Goal of the exercise -
In the entries below, count every line with the string "hőnyerő". State the count and nothing else.

Material provided -
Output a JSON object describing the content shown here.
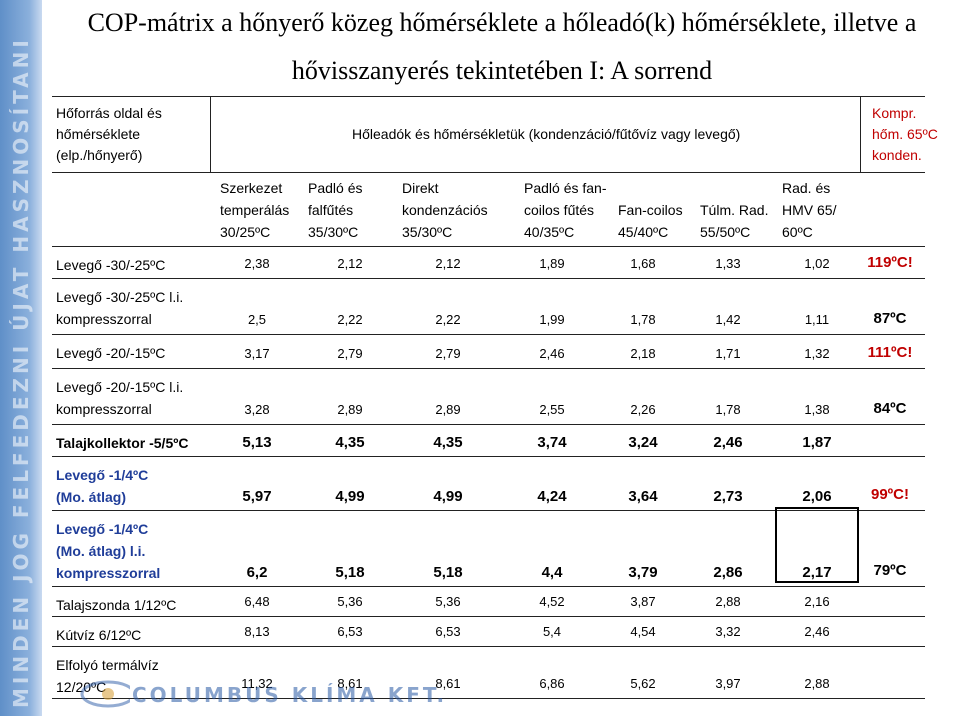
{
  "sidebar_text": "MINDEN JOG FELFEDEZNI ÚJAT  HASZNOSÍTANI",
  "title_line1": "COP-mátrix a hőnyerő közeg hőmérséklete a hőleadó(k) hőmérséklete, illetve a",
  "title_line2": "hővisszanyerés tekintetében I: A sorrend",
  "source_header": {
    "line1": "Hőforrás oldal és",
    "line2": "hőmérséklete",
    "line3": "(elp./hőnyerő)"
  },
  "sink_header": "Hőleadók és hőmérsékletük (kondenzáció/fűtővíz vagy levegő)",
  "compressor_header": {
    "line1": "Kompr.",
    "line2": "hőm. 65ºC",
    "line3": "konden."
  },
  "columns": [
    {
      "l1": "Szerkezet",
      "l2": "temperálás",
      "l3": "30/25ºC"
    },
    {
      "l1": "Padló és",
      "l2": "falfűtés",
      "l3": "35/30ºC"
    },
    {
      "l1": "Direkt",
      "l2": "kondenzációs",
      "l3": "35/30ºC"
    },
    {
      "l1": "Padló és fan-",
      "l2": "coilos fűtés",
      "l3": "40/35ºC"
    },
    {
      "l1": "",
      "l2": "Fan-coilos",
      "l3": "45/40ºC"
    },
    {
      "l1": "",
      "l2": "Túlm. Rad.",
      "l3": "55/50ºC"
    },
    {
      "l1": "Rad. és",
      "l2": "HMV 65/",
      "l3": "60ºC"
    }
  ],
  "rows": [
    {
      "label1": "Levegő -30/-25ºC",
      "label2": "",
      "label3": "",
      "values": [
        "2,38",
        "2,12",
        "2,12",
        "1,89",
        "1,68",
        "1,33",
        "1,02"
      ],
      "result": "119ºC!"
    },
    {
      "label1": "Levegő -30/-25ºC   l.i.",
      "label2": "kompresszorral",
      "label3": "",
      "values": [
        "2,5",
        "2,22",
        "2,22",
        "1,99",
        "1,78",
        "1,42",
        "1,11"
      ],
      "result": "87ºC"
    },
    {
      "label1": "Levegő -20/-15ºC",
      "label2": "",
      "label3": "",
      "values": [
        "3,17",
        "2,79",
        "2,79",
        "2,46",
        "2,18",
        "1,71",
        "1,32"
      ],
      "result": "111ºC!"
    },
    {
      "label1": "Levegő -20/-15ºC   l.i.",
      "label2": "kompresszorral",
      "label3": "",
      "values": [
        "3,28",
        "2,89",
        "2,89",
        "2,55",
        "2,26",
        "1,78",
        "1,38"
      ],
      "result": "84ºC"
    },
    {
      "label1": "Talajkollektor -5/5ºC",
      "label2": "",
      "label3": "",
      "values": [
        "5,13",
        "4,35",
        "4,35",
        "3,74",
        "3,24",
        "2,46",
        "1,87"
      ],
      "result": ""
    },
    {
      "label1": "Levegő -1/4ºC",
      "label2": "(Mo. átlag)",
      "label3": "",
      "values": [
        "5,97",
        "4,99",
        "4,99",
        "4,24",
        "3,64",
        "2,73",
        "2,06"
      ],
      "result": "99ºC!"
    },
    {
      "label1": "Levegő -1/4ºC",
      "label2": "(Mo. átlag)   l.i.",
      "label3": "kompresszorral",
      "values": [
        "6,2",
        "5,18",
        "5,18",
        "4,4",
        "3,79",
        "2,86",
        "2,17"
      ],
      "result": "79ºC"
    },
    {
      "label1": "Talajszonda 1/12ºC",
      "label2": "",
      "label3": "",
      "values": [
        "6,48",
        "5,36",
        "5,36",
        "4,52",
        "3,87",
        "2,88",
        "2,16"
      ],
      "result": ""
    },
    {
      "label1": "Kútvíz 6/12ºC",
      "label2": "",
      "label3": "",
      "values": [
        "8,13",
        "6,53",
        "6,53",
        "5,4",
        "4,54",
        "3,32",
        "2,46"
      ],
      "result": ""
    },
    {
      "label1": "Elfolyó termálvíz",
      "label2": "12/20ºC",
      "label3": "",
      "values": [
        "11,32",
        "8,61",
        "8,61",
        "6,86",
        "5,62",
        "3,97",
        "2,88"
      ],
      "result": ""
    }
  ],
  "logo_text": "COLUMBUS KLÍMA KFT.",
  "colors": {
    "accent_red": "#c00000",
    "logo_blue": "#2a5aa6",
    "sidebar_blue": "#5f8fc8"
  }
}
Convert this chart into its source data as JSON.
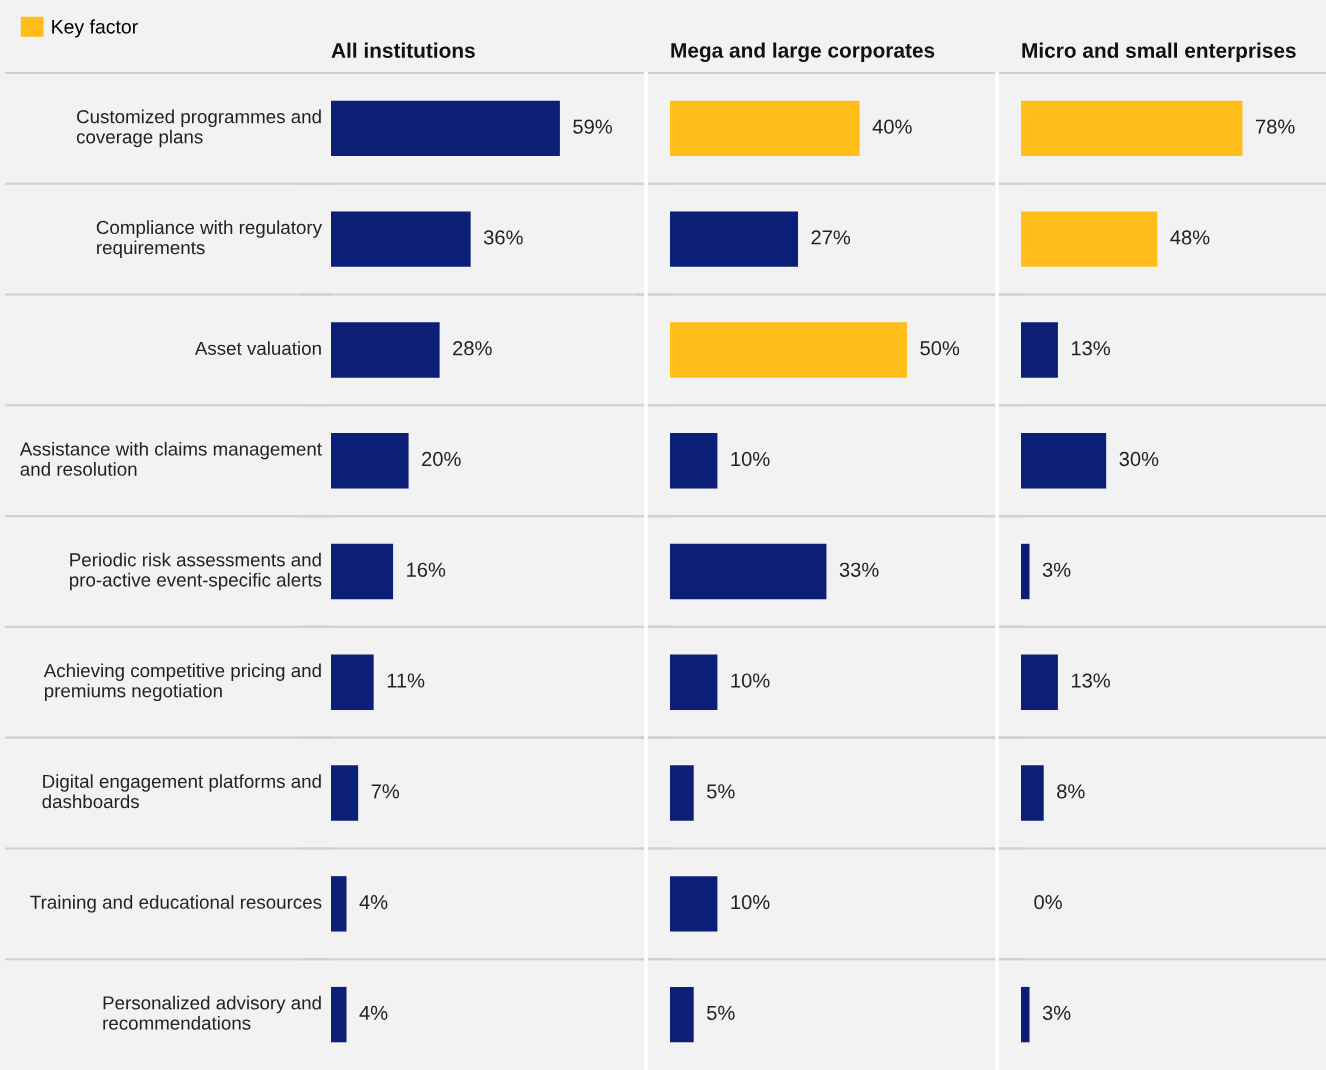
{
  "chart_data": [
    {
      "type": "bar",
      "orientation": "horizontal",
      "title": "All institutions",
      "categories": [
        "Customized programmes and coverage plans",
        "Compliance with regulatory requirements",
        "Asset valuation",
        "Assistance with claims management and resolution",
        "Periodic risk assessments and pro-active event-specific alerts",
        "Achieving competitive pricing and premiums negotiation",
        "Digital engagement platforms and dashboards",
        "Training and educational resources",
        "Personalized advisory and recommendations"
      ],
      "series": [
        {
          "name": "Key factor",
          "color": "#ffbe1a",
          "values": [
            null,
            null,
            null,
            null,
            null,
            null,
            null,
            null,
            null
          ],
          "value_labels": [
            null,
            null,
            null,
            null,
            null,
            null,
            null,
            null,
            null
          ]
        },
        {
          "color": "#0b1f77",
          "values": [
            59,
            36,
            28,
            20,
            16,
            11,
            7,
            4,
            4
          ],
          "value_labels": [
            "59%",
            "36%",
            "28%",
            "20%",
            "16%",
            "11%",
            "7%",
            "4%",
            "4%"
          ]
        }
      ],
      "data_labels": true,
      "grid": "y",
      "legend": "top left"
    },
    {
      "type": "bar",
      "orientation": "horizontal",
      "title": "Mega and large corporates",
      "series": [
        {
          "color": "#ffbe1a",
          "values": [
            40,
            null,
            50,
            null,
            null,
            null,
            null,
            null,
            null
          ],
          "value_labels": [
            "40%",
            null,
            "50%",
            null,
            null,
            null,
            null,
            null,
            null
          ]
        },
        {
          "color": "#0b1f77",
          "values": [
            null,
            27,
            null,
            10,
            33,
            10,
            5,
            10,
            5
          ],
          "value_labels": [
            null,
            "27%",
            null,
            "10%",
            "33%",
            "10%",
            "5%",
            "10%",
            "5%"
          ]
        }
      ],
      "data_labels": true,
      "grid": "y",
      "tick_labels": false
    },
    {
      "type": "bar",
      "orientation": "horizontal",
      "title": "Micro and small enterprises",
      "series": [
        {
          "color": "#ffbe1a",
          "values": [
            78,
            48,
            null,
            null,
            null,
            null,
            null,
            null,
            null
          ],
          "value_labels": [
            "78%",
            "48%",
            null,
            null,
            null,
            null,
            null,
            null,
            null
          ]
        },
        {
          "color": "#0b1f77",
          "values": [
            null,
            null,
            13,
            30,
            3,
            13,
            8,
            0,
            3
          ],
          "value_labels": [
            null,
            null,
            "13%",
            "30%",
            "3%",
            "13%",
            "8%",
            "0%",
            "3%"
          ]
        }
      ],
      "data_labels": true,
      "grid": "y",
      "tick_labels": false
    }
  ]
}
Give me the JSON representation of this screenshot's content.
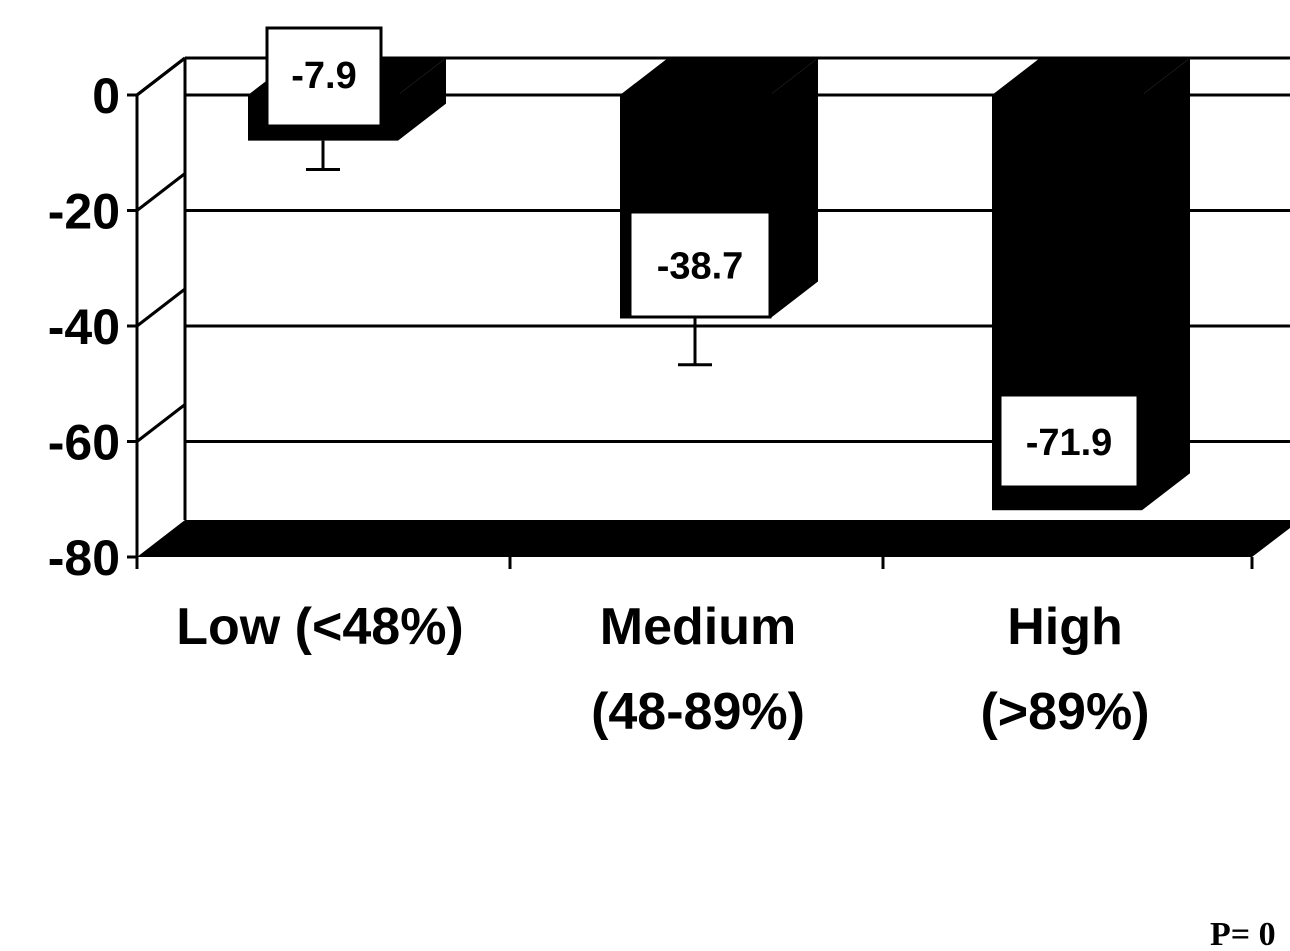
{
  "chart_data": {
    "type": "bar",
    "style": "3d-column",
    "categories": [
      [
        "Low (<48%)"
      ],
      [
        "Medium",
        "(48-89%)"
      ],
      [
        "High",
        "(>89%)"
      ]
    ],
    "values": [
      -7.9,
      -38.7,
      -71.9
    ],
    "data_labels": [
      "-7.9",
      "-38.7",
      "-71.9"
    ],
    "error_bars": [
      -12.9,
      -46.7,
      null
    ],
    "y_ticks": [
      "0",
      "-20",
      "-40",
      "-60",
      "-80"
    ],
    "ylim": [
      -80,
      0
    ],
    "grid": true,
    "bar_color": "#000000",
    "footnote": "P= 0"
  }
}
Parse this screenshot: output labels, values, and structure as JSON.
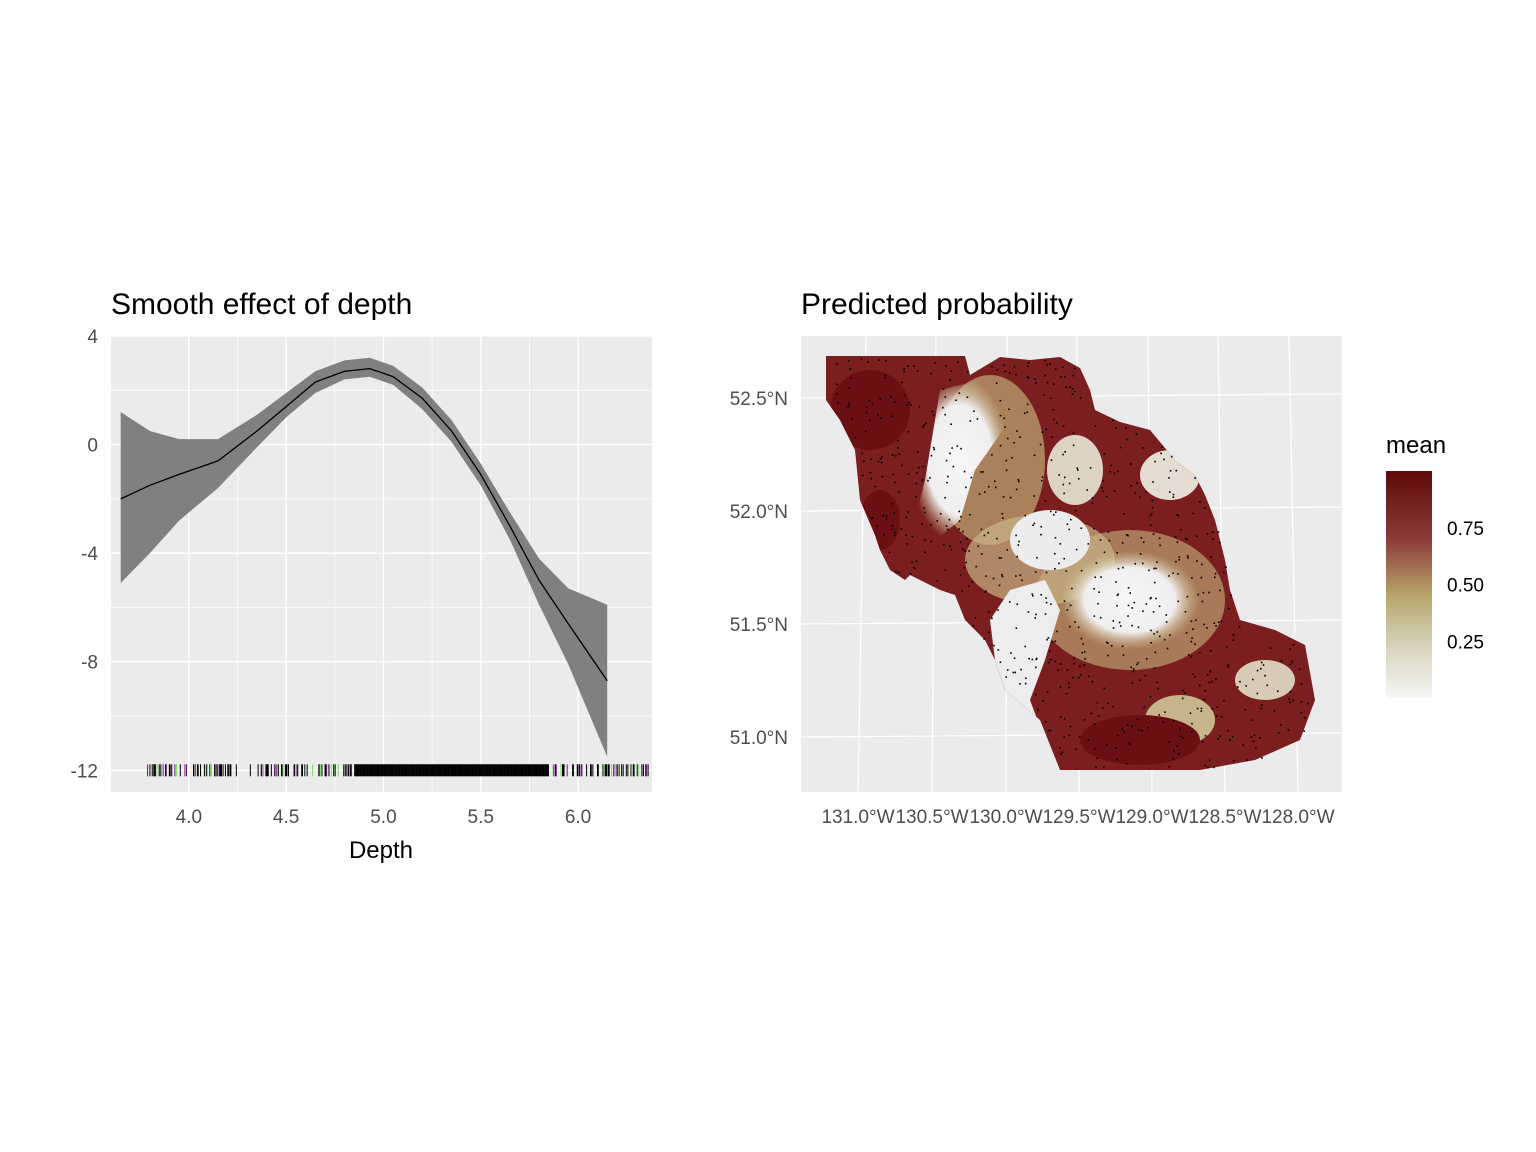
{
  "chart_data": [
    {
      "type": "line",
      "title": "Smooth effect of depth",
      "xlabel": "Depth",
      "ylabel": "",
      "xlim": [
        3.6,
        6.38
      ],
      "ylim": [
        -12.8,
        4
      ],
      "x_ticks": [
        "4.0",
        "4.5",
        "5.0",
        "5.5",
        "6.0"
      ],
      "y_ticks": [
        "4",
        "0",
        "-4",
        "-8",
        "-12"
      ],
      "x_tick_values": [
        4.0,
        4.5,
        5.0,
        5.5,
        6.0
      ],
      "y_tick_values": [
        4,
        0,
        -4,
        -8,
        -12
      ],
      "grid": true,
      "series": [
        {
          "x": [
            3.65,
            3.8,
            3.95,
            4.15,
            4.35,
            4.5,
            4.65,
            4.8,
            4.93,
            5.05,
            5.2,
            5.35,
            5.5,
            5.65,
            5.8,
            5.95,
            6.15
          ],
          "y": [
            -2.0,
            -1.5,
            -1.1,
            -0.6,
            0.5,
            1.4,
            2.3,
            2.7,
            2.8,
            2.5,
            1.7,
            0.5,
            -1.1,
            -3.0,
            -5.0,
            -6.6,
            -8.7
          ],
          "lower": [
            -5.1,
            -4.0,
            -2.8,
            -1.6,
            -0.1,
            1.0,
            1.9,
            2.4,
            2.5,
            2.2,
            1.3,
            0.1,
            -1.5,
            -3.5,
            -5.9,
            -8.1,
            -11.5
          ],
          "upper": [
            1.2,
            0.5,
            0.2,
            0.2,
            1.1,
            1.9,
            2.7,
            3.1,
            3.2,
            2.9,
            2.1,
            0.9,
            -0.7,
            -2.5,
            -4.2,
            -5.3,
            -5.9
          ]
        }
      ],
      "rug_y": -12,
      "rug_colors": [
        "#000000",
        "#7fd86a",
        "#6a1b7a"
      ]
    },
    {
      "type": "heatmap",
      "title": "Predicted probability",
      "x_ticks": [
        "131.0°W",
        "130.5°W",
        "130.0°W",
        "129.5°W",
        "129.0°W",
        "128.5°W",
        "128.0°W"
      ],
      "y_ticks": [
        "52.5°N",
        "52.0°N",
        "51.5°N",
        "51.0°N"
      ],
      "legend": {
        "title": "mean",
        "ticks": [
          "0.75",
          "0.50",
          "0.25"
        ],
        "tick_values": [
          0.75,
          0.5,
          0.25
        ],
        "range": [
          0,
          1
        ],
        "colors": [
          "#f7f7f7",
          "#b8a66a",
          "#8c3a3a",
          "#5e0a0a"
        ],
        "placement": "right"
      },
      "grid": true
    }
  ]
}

Answer to the problem -
2